■ **GOAL**
Using the data below, repeat all of it precisely.

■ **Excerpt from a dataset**
* Begin *

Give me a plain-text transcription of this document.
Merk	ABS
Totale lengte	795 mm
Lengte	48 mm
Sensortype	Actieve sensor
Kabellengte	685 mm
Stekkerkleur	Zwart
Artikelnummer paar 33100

* End *

■ **ANSWER FOR THIS EXERCISE**
Give me a plain-text transcription of this document.
Merk	ABS
Totale lengte	795 mm
Lengte	48 mm
Sensortype	Actieve sensor
Kabellengte	685 mm
Stekkerkleur	Zwart
Artikelnummer paar 33100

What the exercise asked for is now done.